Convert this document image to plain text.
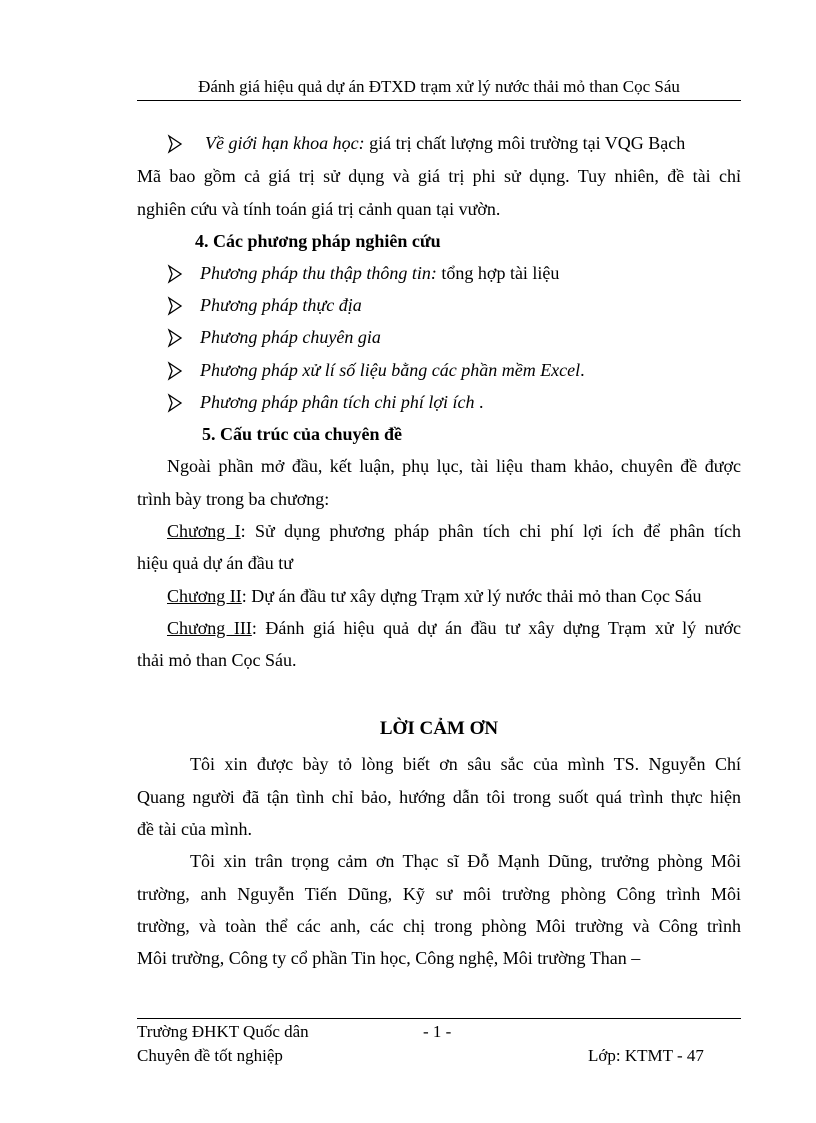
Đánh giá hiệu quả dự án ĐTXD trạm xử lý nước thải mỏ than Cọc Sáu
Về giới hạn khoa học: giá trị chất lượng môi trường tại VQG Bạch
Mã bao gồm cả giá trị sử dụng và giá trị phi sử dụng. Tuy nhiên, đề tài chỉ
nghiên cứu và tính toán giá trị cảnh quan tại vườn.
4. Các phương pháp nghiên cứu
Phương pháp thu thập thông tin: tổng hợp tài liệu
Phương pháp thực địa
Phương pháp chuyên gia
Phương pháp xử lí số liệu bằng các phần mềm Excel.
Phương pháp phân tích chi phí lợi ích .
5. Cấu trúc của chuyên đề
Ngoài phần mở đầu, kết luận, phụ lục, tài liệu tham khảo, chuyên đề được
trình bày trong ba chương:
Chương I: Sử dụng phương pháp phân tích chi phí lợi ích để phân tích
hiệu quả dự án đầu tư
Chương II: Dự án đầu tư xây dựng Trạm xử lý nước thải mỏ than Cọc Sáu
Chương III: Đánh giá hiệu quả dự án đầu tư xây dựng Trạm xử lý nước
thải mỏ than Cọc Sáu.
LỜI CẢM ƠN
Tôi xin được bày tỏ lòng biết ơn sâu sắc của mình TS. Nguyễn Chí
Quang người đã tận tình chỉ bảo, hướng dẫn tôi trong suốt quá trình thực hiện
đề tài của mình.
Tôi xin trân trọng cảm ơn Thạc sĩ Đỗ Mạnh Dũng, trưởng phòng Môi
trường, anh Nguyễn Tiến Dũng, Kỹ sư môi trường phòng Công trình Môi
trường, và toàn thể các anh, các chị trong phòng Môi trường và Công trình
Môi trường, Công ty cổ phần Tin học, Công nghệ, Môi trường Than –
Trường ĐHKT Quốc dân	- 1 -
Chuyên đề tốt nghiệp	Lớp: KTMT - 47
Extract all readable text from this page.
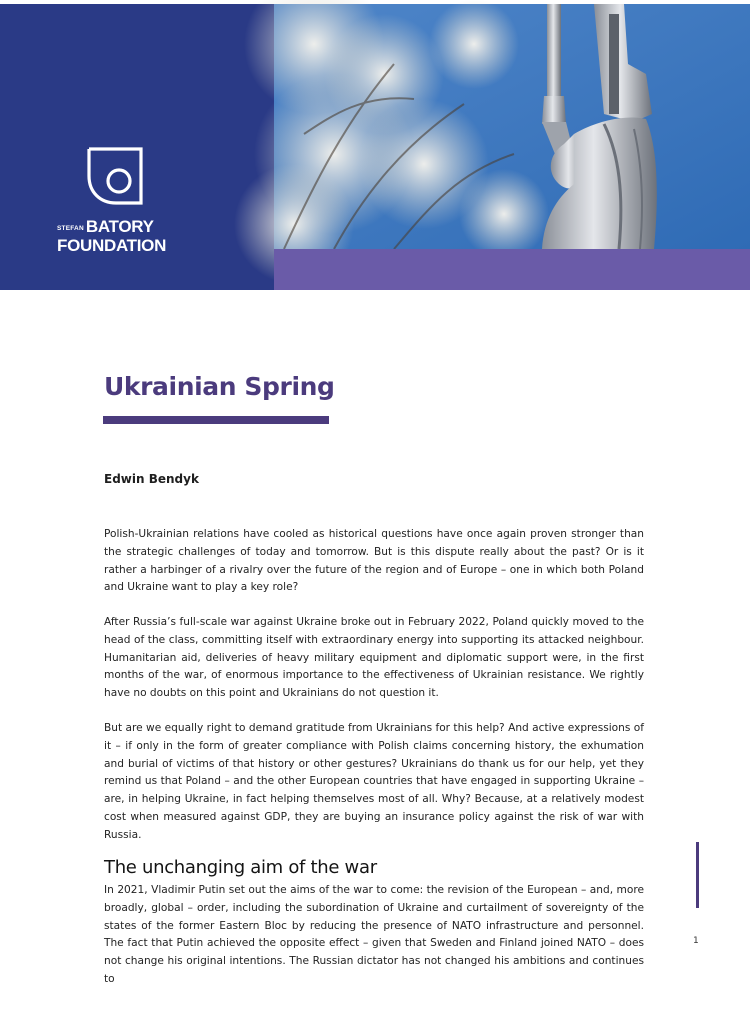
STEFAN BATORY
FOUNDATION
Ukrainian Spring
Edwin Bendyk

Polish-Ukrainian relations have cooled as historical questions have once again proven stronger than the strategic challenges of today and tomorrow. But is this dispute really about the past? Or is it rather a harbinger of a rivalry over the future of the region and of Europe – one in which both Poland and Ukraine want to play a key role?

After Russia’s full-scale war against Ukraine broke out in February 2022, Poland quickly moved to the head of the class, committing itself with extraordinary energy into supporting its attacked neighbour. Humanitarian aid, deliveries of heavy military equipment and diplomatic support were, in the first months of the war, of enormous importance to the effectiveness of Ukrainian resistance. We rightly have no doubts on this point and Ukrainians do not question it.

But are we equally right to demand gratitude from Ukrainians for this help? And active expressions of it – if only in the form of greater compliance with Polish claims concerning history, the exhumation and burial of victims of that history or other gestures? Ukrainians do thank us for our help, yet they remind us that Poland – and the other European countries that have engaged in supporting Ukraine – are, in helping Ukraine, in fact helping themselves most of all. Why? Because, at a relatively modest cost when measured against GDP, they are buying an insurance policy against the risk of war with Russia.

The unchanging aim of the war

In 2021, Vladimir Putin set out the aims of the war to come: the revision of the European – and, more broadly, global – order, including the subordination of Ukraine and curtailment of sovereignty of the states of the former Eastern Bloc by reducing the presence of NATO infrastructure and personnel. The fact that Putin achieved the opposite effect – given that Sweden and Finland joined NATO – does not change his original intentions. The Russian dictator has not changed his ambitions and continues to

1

- [Directions] Extract every line containing the string "tích" from the data above.

- [The response]
Phương pháp phân tích chi phí lợi ích .
Chương I: Sử dụng phương pháp phân tích chi phí lợi ích để phân tích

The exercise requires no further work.